(Stored items)
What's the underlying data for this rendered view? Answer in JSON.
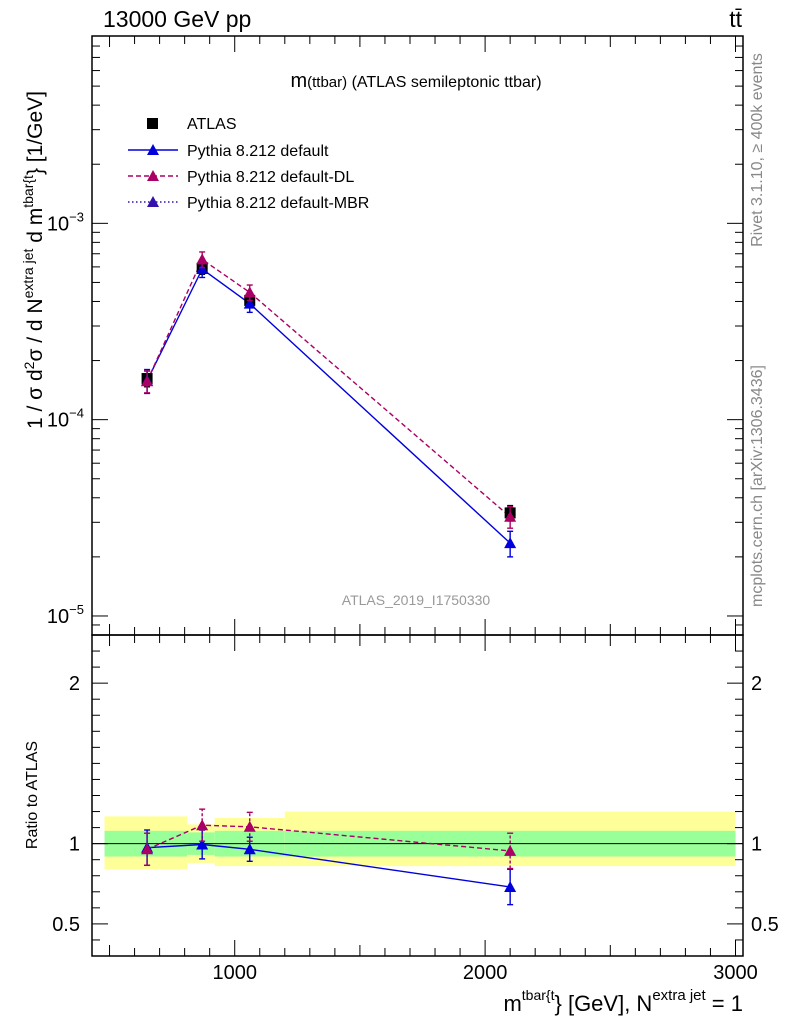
{
  "header": {
    "energy_label": "13000 GeV pp",
    "process_label": "tt̄"
  },
  "side_labels": {
    "rivet": "Rivet 3.1.10, ≥ 400k events",
    "mcplots": "mcplots.cern.ch [arXiv:1306.3436]"
  },
  "colors": {
    "data": "#000000",
    "default": "#0000dd",
    "dl": "#aa0066",
    "mbr": "#3311aa",
    "band_inner": "#99ff99",
    "band_outer": "#ffff99"
  },
  "chart_data": [
    {
      "type": "line",
      "title_main": "m",
      "title_sub": "(ttbar)",
      "title_rest": " (ATLAS semileptonic ttbar)",
      "analysis_tag": "ATLAS_2019_I1750330",
      "ylabel": {
        "a": "1 / σ d",
        "b": "2",
        "c": "σ / d N",
        "d": "extra jet",
        "e": " d m",
        "f": "tbar{t",
        "g": "} [1/GeV]"
      },
      "yscale": "log",
      "ylim": [
        8e-06,
        0.009
      ],
      "xlim": [
        430,
        3030
      ],
      "ytick_labels": [
        {
          "value": 1e-05,
          "base": "10",
          "exp": "−5"
        },
        {
          "value": 0.0001,
          "base": "10",
          "exp": "−4"
        },
        {
          "value": 0.001,
          "base": "10",
          "exp": "−3"
        }
      ],
      "legend_position": "top-left",
      "legend": {
        "atlas": "ATLAS",
        "default": "Pythia 8.212 default",
        "dl": "Pythia 8.212 default-DL",
        "mbr": "Pythia 8.212 default-MBR"
      },
      "series": [
        {
          "name": "ATLAS",
          "key": "data",
          "x": [
            650,
            870,
            1060,
            2100
          ],
          "y": [
            0.000162,
            0.00059,
            0.000405,
            3.35e-05
          ],
          "yerr_lo": [
            1.5e-05,
            4e-05,
            3e-05,
            3e-06
          ],
          "yerr_hi": [
            1.5e-05,
            4e-05,
            3e-05,
            3e-06
          ]
        },
        {
          "name": "Pythia 8.212 default",
          "key": "default",
          "x": [
            650,
            870,
            1060,
            2100
          ],
          "y": [
            0.000158,
            0.000585,
            0.00039,
            2.35e-05
          ],
          "yerr_lo": [
            2.2e-05,
            5.5e-05,
            3.8e-05,
            3.5e-06
          ],
          "yerr_hi": [
            2.2e-05,
            5.5e-05,
            3.8e-05,
            3.5e-06
          ]
        },
        {
          "name": "Pythia 8.212 default-DL",
          "key": "dl",
          "x": [
            650,
            870,
            1060,
            2100
          ],
          "y": [
            0.000157,
            0.000655,
            0.000445,
            3.2e-05
          ],
          "yerr_lo": [
            2e-05,
            6e-05,
            4e-05,
            4e-06
          ],
          "yerr_hi": [
            2e-05,
            6e-05,
            4e-05,
            4e-06
          ]
        }
      ]
    },
    {
      "type": "line",
      "ylabel": "Ratio to ATLAS",
      "xlabel": {
        "a": "m",
        "b": "tbar{t",
        "c": "} [GeV], N",
        "d": "extra jet",
        "e": " = 1"
      },
      "ylim": [
        0.3,
        2.3
      ],
      "xlim": [
        430,
        3030
      ],
      "yticks": [
        0.5,
        1,
        2
      ],
      "ytick_labels": [
        "0.5",
        "1",
        "2",
        "0.5",
        "1",
        "2"
      ],
      "xticks": [
        1000,
        2000,
        3000
      ],
      "xtick_labels": [
        "1000",
        "2000",
        "3000"
      ],
      "bands": [
        {
          "x0": 480,
          "x1": 810,
          "inner": [
            0.92,
            1.08
          ],
          "outer": [
            0.84,
            1.17
          ]
        },
        {
          "x0": 810,
          "x1": 920,
          "inner": [
            0.93,
            1.07
          ],
          "outer": [
            0.88,
            1.12
          ]
        },
        {
          "x0": 920,
          "x1": 1200,
          "inner": [
            0.92,
            1.08
          ],
          "outer": [
            0.86,
            1.16
          ]
        },
        {
          "x0": 1200,
          "x1": 3000,
          "inner": [
            0.92,
            1.08
          ],
          "outer": [
            0.86,
            1.2
          ]
        }
      ],
      "series": [
        {
          "name": "Pythia 8.212 default",
          "key": "default",
          "x": [
            650,
            870,
            1060,
            2100
          ],
          "y": [
            0.975,
            0.995,
            0.965,
            0.73
          ],
          "yerr_lo": [
            0.11,
            0.09,
            0.075,
            0.11
          ],
          "yerr_hi": [
            0.11,
            0.09,
            0.075,
            0.11
          ]
        },
        {
          "name": "Pythia 8.212 default-DL",
          "key": "dl",
          "x": [
            650,
            870,
            1060,
            2100
          ],
          "y": [
            0.965,
            1.115,
            1.105,
            0.955
          ],
          "yerr_lo": [
            0.1,
            0.1,
            0.09,
            0.11
          ],
          "yerr_hi": [
            0.1,
            0.1,
            0.09,
            0.11
          ]
        }
      ]
    }
  ]
}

> [Exercise]: Omit all pictures while transcribing the entries verbatim.

> [Correct output]:
What's the underlying data for this rendered view? Answer in JSON.
{
  "header": {
    "energy_label": "13000 GeV pp",
    "process_label": "tt̄"
  },
  "side_labels": {
    "rivet": "Rivet 3.1.10, ≥ 400k events",
    "mcplots": "mcplots.cern.ch [arXiv:1306.3436]"
  },
  "colors": {
    "data": "#000000",
    "default": "#0000dd",
    "dl": "#aa0066",
    "mbr": "#3311aa",
    "band_inner": "#99ff99",
    "band_outer": "#ffff99"
  },
  "chart_data": [
    {
      "type": "line",
      "title_main": "m",
      "title_sub": "(ttbar)",
      "title_rest": " (ATLAS semileptonic ttbar)",
      "analysis_tag": "ATLAS_2019_I1750330",
      "ylabel": {
        "a": "1 / σ d",
        "b": "2",
        "c": "σ / d N",
        "d": "extra jet",
        "e": " d m",
        "f": "tbar{t",
        "g": "} [1/GeV]"
      },
      "yscale": "log",
      "ylim": [
        8e-06,
        0.009
      ],
      "xlim": [
        430,
        3030
      ],
      "ytick_labels": [
        {
          "value": 1e-05,
          "base": "10",
          "exp": "−5"
        },
        {
          "value": 0.0001,
          "base": "10",
          "exp": "−4"
        },
        {
          "value": 0.001,
          "base": "10",
          "exp": "−3"
        }
      ],
      "legend_position": "top-left",
      "legend": {
        "atlas": "ATLAS",
        "default": "Pythia 8.212 default",
        "dl": "Pythia 8.212 default-DL",
        "mbr": "Pythia 8.212 default-MBR"
      },
      "series": [
        {
          "name": "ATLAS",
          "key": "data",
          "x": [
            650,
            870,
            1060,
            2100
          ],
          "y": [
            0.000162,
            0.00059,
            0.000405,
            3.35e-05
          ],
          "yerr_lo": [
            1.5e-05,
            4e-05,
            3e-05,
            3e-06
          ],
          "yerr_hi": [
            1.5e-05,
            4e-05,
            3e-05,
            3e-06
          ]
        },
        {
          "name": "Pythia 8.212 default",
          "key": "default",
          "x": [
            650,
            870,
            1060,
            2100
          ],
          "y": [
            0.000158,
            0.000585,
            0.00039,
            2.35e-05
          ],
          "yerr_lo": [
            2.2e-05,
            5.5e-05,
            3.8e-05,
            3.5e-06
          ],
          "yerr_hi": [
            2.2e-05,
            5.5e-05,
            3.8e-05,
            3.5e-06
          ]
        },
        {
          "name": "Pythia 8.212 default-DL",
          "key": "dl",
          "x": [
            650,
            870,
            1060,
            2100
          ],
          "y": [
            0.000157,
            0.000655,
            0.000445,
            3.2e-05
          ],
          "yerr_lo": [
            2e-05,
            6e-05,
            4e-05,
            4e-06
          ],
          "yerr_hi": [
            2e-05,
            6e-05,
            4e-05,
            4e-06
          ]
        }
      ]
    },
    {
      "type": "line",
      "ylabel": "Ratio to ATLAS",
      "xlabel": {
        "a": "m",
        "b": "tbar{t",
        "c": "} [GeV], N",
        "d": "extra jet",
        "e": " = 1"
      },
      "ylim": [
        0.3,
        2.3
      ],
      "xlim": [
        430,
        3030
      ],
      "yticks": [
        0.5,
        1,
        2
      ],
      "ytick_labels": [
        "0.5",
        "1",
        "2",
        "0.5",
        "1",
        "2"
      ],
      "xticks": [
        1000,
        2000,
        3000
      ],
      "xtick_labels": [
        "1000",
        "2000",
        "3000"
      ],
      "bands": [
        {
          "x0": 480,
          "x1": 810,
          "inner": [
            0.92,
            1.08
          ],
          "outer": [
            0.84,
            1.17
          ]
        },
        {
          "x0": 810,
          "x1": 920,
          "inner": [
            0.93,
            1.07
          ],
          "outer": [
            0.88,
            1.12
          ]
        },
        {
          "x0": 920,
          "x1": 1200,
          "inner": [
            0.92,
            1.08
          ],
          "outer": [
            0.86,
            1.16
          ]
        },
        {
          "x0": 1200,
          "x1": 3000,
          "inner": [
            0.92,
            1.08
          ],
          "outer": [
            0.86,
            1.2
          ]
        }
      ],
      "series": [
        {
          "name": "Pythia 8.212 default",
          "key": "default",
          "x": [
            650,
            870,
            1060,
            2100
          ],
          "y": [
            0.975,
            0.995,
            0.965,
            0.73
          ],
          "yerr_lo": [
            0.11,
            0.09,
            0.075,
            0.11
          ],
          "yerr_hi": [
            0.11,
            0.09,
            0.075,
            0.11
          ]
        },
        {
          "name": "Pythia 8.212 default-DL",
          "key": "dl",
          "x": [
            650,
            870,
            1060,
            2100
          ],
          "y": [
            0.965,
            1.115,
            1.105,
            0.955
          ],
          "yerr_lo": [
            0.1,
            0.1,
            0.09,
            0.11
          ],
          "yerr_hi": [
            0.1,
            0.1,
            0.09,
            0.11
          ]
        }
      ]
    }
  ]
}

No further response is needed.